• _Goal_: All lines from the one containing "What's the underlying" through the last line of the listing below are to be copied exactly. Exclude the pictures.

[Source data]
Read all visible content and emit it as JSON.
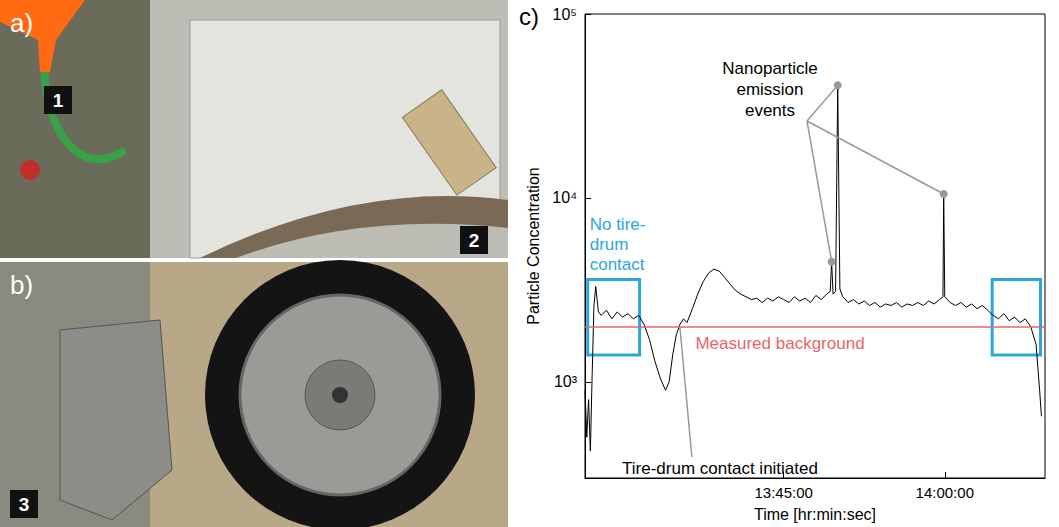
{
  "panels": [
    {
      "label": "a)",
      "markers": [
        "1",
        "2"
      ]
    },
    {
      "label": "b)",
      "markers": [
        "3"
      ]
    },
    {
      "label": "c)"
    }
  ],
  "chart_data": {
    "type": "line",
    "log": "y",
    "grid": false,
    "xlabel": "Time [hr:min:sec]",
    "ylabel": "Particle Concentration",
    "xlim": [
      "13:26:30",
      "14:09:20"
    ],
    "xticks": [
      "13:45:00",
      "14:00:00"
    ],
    "ylim": [
      300,
      100000
    ],
    "yticks": [
      {
        "value": 1000,
        "label": "10³"
      },
      {
        "value": 10000,
        "label": "10⁴"
      },
      {
        "value": 100000,
        "label": "10⁵"
      }
    ],
    "x": [
      "13:26:30",
      "13:26:40",
      "13:26:50",
      "13:27:00",
      "13:27:10",
      "13:27:20",
      "13:27:30",
      "13:27:45",
      "13:28:00",
      "13:28:30",
      "13:29:00",
      "13:29:30",
      "13:30:00",
      "13:30:30",
      "13:31:00",
      "13:31:30",
      "13:32:00",
      "13:32:30",
      "13:33:00",
      "13:33:30",
      "13:34:00",
      "13:34:20",
      "13:34:40",
      "13:35:00",
      "13:35:20",
      "13:35:40",
      "13:36:00",
      "13:36:30",
      "13:37:00",
      "13:37:30",
      "13:38:00",
      "13:38:30",
      "13:39:00",
      "13:39:30",
      "13:40:00",
      "13:40:30",
      "13:41:00",
      "13:41:30",
      "13:42:00",
      "13:42:30",
      "13:43:00",
      "13:43:30",
      "13:44:00",
      "13:44:30",
      "13:45:00",
      "13:45:30",
      "13:46:00",
      "13:46:30",
      "13:47:00",
      "13:47:30",
      "13:48:00",
      "13:48:30",
      "13:49:00",
      "13:49:20",
      "13:49:28",
      "13:49:36",
      "13:49:50",
      "13:50:02",
      "13:50:14",
      "13:50:30",
      "13:51:00",
      "13:51:30",
      "13:52:00",
      "13:52:30",
      "13:53:00",
      "13:53:30",
      "13:54:00",
      "13:54:30",
      "13:55:00",
      "13:55:30",
      "13:56:00",
      "13:56:30",
      "13:57:00",
      "13:57:30",
      "13:58:00",
      "13:58:30",
      "13:59:00",
      "13:59:30",
      "13:59:50",
      "13:59:54",
      "14:00:00",
      "14:00:30",
      "14:01:00",
      "14:01:30",
      "14:02:00",
      "14:02:30",
      "14:03:00",
      "14:03:30",
      "14:04:00",
      "14:04:30",
      "14:05:00",
      "14:05:30",
      "14:06:00",
      "14:06:30",
      "14:07:00",
      "14:07:30",
      "14:08:00",
      "14:08:30",
      "14:08:50",
      "14:09:00"
    ],
    "series": [
      {
        "color": "#000000",
        "values": [
          900,
          500,
          800,
          420,
          1100,
          2600,
          3300,
          2400,
          2300,
          2450,
          2200,
          2400,
          2250,
          2350,
          2200,
          2300,
          2050,
          1700,
          1300,
          1050,
          900,
          1000,
          1400,
          1800,
          2050,
          2200,
          2100,
          2500,
          3000,
          3500,
          3900,
          4100,
          4000,
          3700,
          3400,
          3150,
          3000,
          2900,
          2800,
          2850,
          2700,
          2850,
          2750,
          2900,
          2800,
          2700,
          2900,
          2750,
          2850,
          2700,
          2950,
          2800,
          3000,
          3100,
          4500,
          3000,
          3100,
          41000,
          3200,
          2900,
          2700,
          2800,
          2650,
          2750,
          2600,
          2700,
          2550,
          2650,
          2600,
          2700,
          2550,
          2650,
          2600,
          2700,
          2600,
          2750,
          2650,
          2800,
          2900,
          10500,
          2900,
          2700,
          2600,
          2700,
          2550,
          2650,
          2500,
          2600,
          2450,
          2300,
          2200,
          2350,
          2150,
          2250,
          2100,
          2200,
          2000,
          1600,
          900,
          650
        ]
      }
    ],
    "background": {
      "label": "Measured background",
      "value": 2000,
      "color": "#e8646c"
    },
    "regions": {
      "label": "No tire-drum contact",
      "color": "#2aa6e0",
      "spans": [
        {
          "x": [
            "13:26:45",
            "13:31:35"
          ],
          "y": [
            1400,
            3600
          ]
        },
        {
          "x": [
            "14:04:25",
            "14:08:55"
          ],
          "y": [
            1400,
            3600
          ]
        }
      ]
    },
    "annotations": [
      {
        "text": "Nanoparticle emission events",
        "x": [
          "13:49:28",
          "13:50:02",
          "13:59:54"
        ],
        "color": "#999999"
      },
      {
        "text": "Tire-drum contact initiated",
        "x": [
          "13:35:20"
        ],
        "color": "#999999"
      }
    ]
  }
}
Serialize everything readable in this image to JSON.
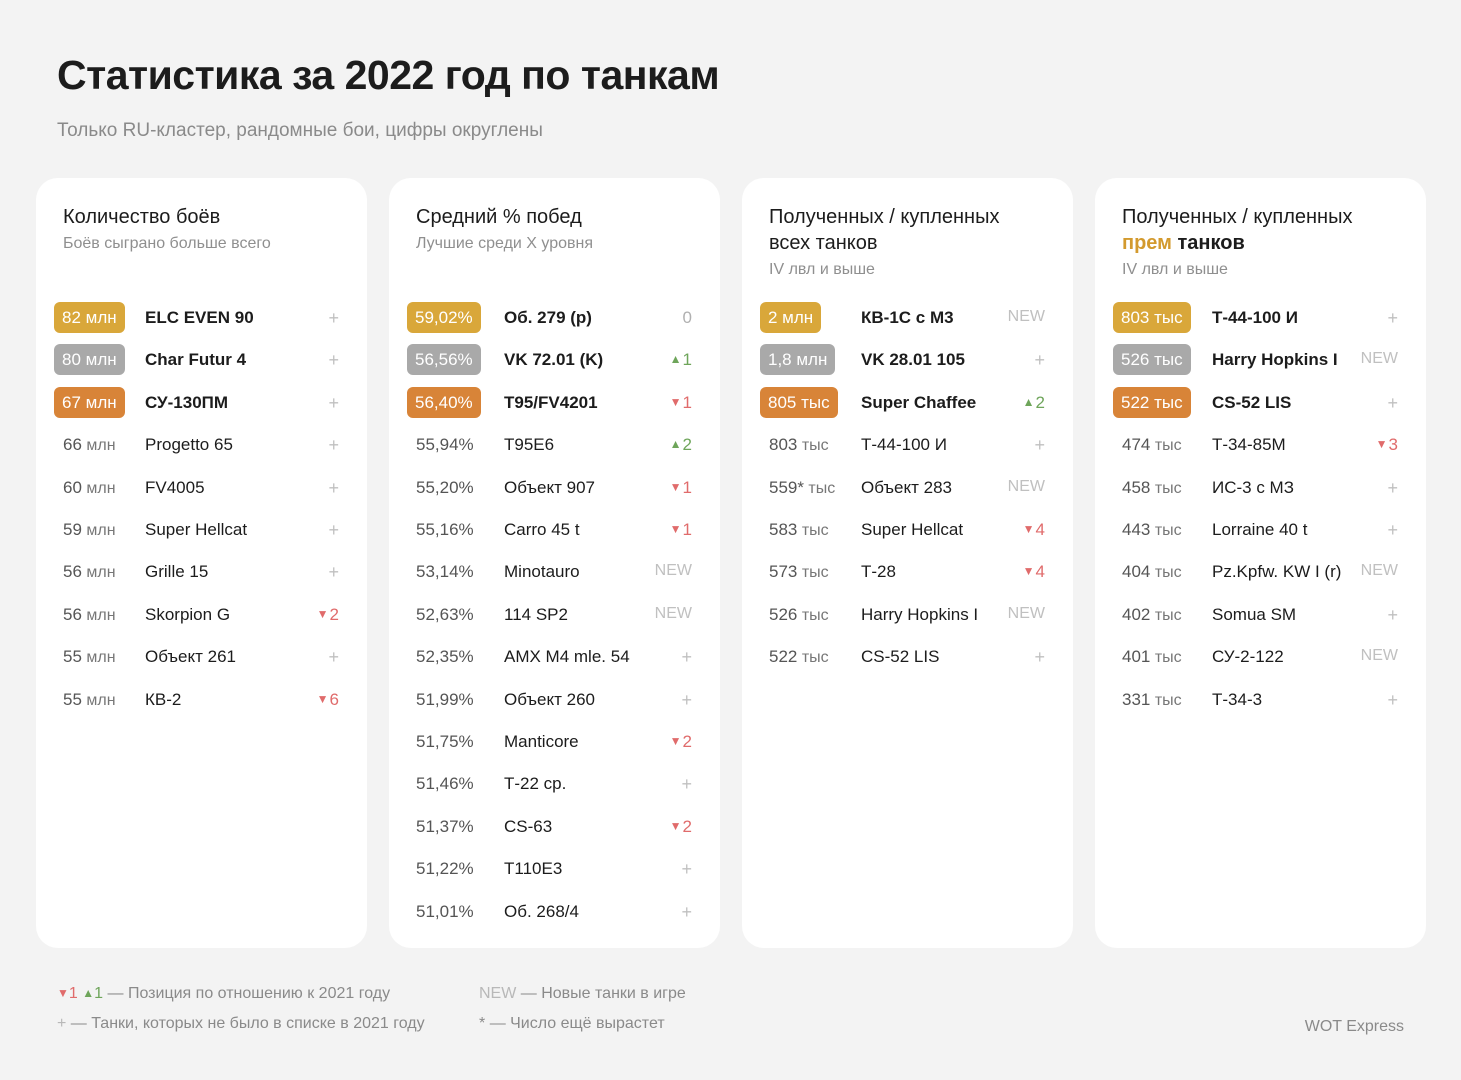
{
  "header": {
    "title": "Статистика за 2022 год по танкам",
    "subtitle": "Только RU-кластер, рандомные бои, цифры округлены"
  },
  "colors": {
    "gold": "#d9a73a",
    "silver": "#a9a9a9",
    "bronze": "#d88438",
    "down": "#e06b6b",
    "up": "#6ea55a"
  },
  "cards": [
    {
      "title": "Количество боёв",
      "title_accent": "",
      "title_rest": "",
      "subtitle": "Боёв сыграно больше всего",
      "rows": [
        {
          "value": "82 млн",
          "name": "ELC EVEN 90",
          "mark": "+",
          "kind": "plus",
          "rank": "gold"
        },
        {
          "value": "80 млн",
          "name": "Char Futur 4",
          "mark": "+",
          "kind": "plus",
          "rank": "silver"
        },
        {
          "value": "67 млн",
          "name": "СУ-130ПМ",
          "mark": "+",
          "kind": "plus",
          "rank": "bronze"
        },
        {
          "value": "66",
          "unit": "млн",
          "name": "Progetto 65",
          "mark": "+",
          "kind": "plus"
        },
        {
          "value": "60",
          "unit": "млн",
          "name": "FV4005",
          "mark": "+",
          "kind": "plus"
        },
        {
          "value": "59",
          "unit": "млн",
          "name": "Super Hellcat",
          "mark": "+",
          "kind": "plus"
        },
        {
          "value": "56",
          "unit": "млн",
          "name": "Grille 15",
          "mark": "+",
          "kind": "plus"
        },
        {
          "value": "56",
          "unit": "млн",
          "name": "Skorpion G",
          "mark": "2",
          "kind": "down"
        },
        {
          "value": "55",
          "unit": "млн",
          "name": "Объект 261",
          "mark": "+",
          "kind": "plus"
        },
        {
          "value": "55",
          "unit": "млн",
          "name": "КВ-2",
          "mark": "6",
          "kind": "down"
        }
      ]
    },
    {
      "title": "Средний % побед",
      "title_accent": "",
      "title_rest": "",
      "subtitle": "Лучшие среди X уровня",
      "rows": [
        {
          "value": "59,02%",
          "name": "Об. 279 (р)",
          "mark": "0",
          "kind": "zero",
          "rank": "gold"
        },
        {
          "value": "56,56%",
          "name": "VK 72.01 (K)",
          "mark": "1",
          "kind": "up",
          "rank": "silver"
        },
        {
          "value": "56,40%",
          "name": "T95/FV4201",
          "mark": "1",
          "kind": "down",
          "rank": "bronze"
        },
        {
          "value": "55,94%",
          "name": "T95E6",
          "mark": "2",
          "kind": "up"
        },
        {
          "value": "55,20%",
          "name": "Объект 907",
          "mark": "1",
          "kind": "down"
        },
        {
          "value": "55,16%",
          "name": "Carro 45 t",
          "mark": "1",
          "kind": "down"
        },
        {
          "value": "53,14%",
          "name": "Minotauro",
          "mark": "NEW",
          "kind": "new"
        },
        {
          "value": "52,63%",
          "name": "114 SP2",
          "mark": "NEW",
          "kind": "new"
        },
        {
          "value": "52,35%",
          "name": "AMX M4 mle. 54",
          "mark": "+",
          "kind": "plus"
        },
        {
          "value": "51,99%",
          "name": "Объект 260",
          "mark": "+",
          "kind": "plus"
        },
        {
          "value": "51,75%",
          "name": "Manticore",
          "mark": "2",
          "kind": "down"
        },
        {
          "value": "51,46%",
          "name": "Т-22 ср.",
          "mark": "+",
          "kind": "plus"
        },
        {
          "value": "51,37%",
          "name": "CS-63",
          "mark": "2",
          "kind": "down"
        },
        {
          "value": "51,22%",
          "name": "T110E3",
          "mark": "+",
          "kind": "plus"
        },
        {
          "value": "51,01%",
          "name": "Об. 268/4",
          "mark": "+",
          "kind": "plus"
        }
      ]
    },
    {
      "title": "Полученных / купленных всех танков",
      "title_accent": "",
      "title_rest": "",
      "subtitle": "IV лвл и выше",
      "rows": [
        {
          "value": "2 млн",
          "name": "КВ-1С с М3",
          "mark": "NEW",
          "kind": "new",
          "rank": "gold"
        },
        {
          "value": "1,8 млн",
          "name": "VK 28.01 105",
          "mark": "+",
          "kind": "plus",
          "rank": "silver"
        },
        {
          "value": "805 тыс",
          "name": "Super Chaffee",
          "mark": "2",
          "kind": "up",
          "rank": "bronze"
        },
        {
          "value": "803",
          "unit": "тыс",
          "name": "Т-44-100 И",
          "mark": "+",
          "kind": "plus"
        },
        {
          "value": "559*",
          "unit": "тыс",
          "name": "Объект 283",
          "mark": "NEW",
          "kind": "new"
        },
        {
          "value": "583",
          "unit": "тыс",
          "name": "Super Hellcat",
          "mark": "4",
          "kind": "down"
        },
        {
          "value": "573",
          "unit": "тыс",
          "name": "Т-28",
          "mark": "4",
          "kind": "down"
        },
        {
          "value": "526",
          "unit": "тыс",
          "name": "Harry Hopkins I",
          "mark": "NEW",
          "kind": "new"
        },
        {
          "value": "522",
          "unit": "тыс",
          "name": "CS-52 LIS",
          "mark": "+",
          "kind": "plus"
        }
      ]
    },
    {
      "title": "Полученных / купленных",
      "title_accent": "прем",
      "title_rest": "танков",
      "subtitle": "IV лвл и выше",
      "rows": [
        {
          "value": "803 тыс",
          "name": "Т-44-100 И",
          "mark": "+",
          "kind": "plus",
          "rank": "gold"
        },
        {
          "value": "526 тыс",
          "name": "Harry Hopkins I",
          "mark": "NEW",
          "kind": "new",
          "rank": "silver"
        },
        {
          "value": "522 тыс",
          "name": "CS-52 LIS",
          "mark": "+",
          "kind": "plus",
          "rank": "bronze"
        },
        {
          "value": "474",
          "unit": "тыс",
          "name": "Т-34-85М",
          "mark": "3",
          "kind": "down"
        },
        {
          "value": "458",
          "unit": "тыс",
          "name": "ИС-3 с МЗ",
          "mark": "+",
          "kind": "plus"
        },
        {
          "value": "443",
          "unit": "тыс",
          "name": "Lorraine 40 t",
          "mark": "+",
          "kind": "plus"
        },
        {
          "value": "404",
          "unit": "тыс",
          "name": "Pz.Kpfw. KW I (r)",
          "mark": "NEW",
          "kind": "new"
        },
        {
          "value": "402",
          "unit": "тыс",
          "name": "Somua SM",
          "mark": "+",
          "kind": "plus"
        },
        {
          "value": "401",
          "unit": "тыс",
          "name": "СУ-2-122",
          "mark": "NEW",
          "kind": "new"
        },
        {
          "value": "331",
          "unit": "тыс",
          "name": "Т-34-3",
          "mark": "+",
          "kind": "plus"
        }
      ]
    }
  ],
  "legend": {
    "position_down": "1",
    "position_up": "1",
    "position_text": "— Позиция по отношению к 2021 году",
    "plus_mark": "+",
    "plus_text": "— Танки, которых не было в списке в 2021 году",
    "new_mark": "NEW",
    "new_text": "— Новые танки в игре",
    "star_mark": "*",
    "star_text": "— Число ещё вырастет"
  },
  "brand": "WOT Express"
}
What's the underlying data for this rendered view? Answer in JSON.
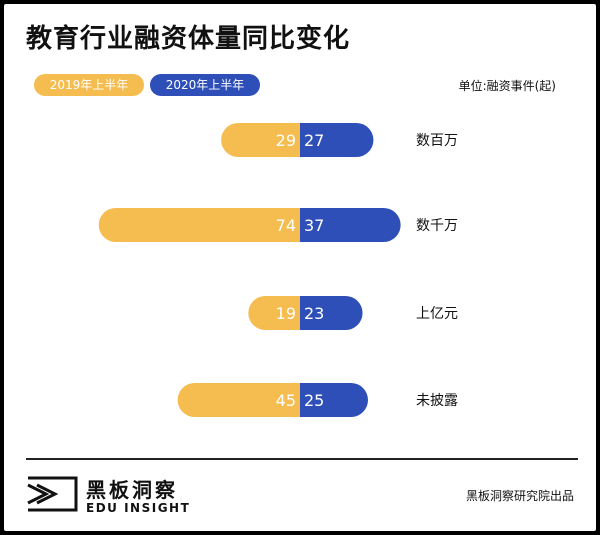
{
  "title": "教育行业融资体量同比变化",
  "unit": "单位:融资事件(起)",
  "colors": {
    "2019": "#f5bd4f",
    "2020": "#2e4fb8"
  },
  "chart_data": {
    "type": "bar",
    "categories": [
      "数百万",
      "数千万",
      "上亿元",
      "未披露"
    ],
    "series": [
      {
        "name": "2019年上半年",
        "values": [
          29,
          74,
          19,
          45
        ]
      },
      {
        "name": "2020年上半年",
        "values": [
          27,
          37,
          23,
          25
        ]
      }
    ],
    "legend_position": "top-left"
  },
  "footer": {
    "logo_cn": "黑板洞察",
    "logo_en": "EDU INSIGHT",
    "source": "黑板洞察研究院出品",
    "logo_icon": "edu-insight-logo-icon"
  }
}
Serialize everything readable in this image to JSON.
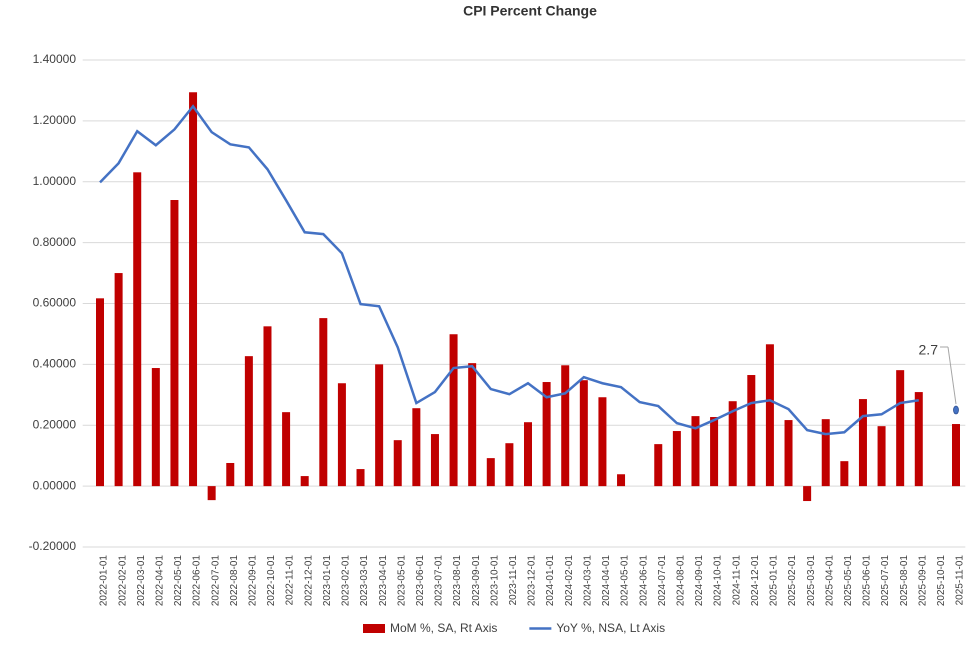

• _Solution for this problem_:
What's the underlying data for this rendered view? Answer in JSON.
{
  "title": "教育行业融资体量同比变化",
  "unit": "单位:融资事件(起)",
  "colors": {
    "2019": "#f5bd4f",
    "2020": "#2e4fb8"
  },
  "chart_data": {
    "type": "bar",
    "categories": [
      "数百万",
      "数千万",
      "上亿元",
      "未披露"
    ],
    "series": [
      {
        "name": "2019年上半年",
        "values": [
          29,
          74,
          19,
          45
        ]
      },
      {
        "name": "2020年上半年",
        "values": [
          27,
          37,
          23,
          25
        ]
      }
    ],
    "legend_position": "top-left"
  },
  "footer": {
    "logo_cn": "黑板洞察",
    "logo_en": "EDU INSIGHT",
    "source": "黑板洞察研究院出品",
    "logo_icon": "edu-insight-logo-icon"
  }
}
Serialize everything readable in this image to JSON.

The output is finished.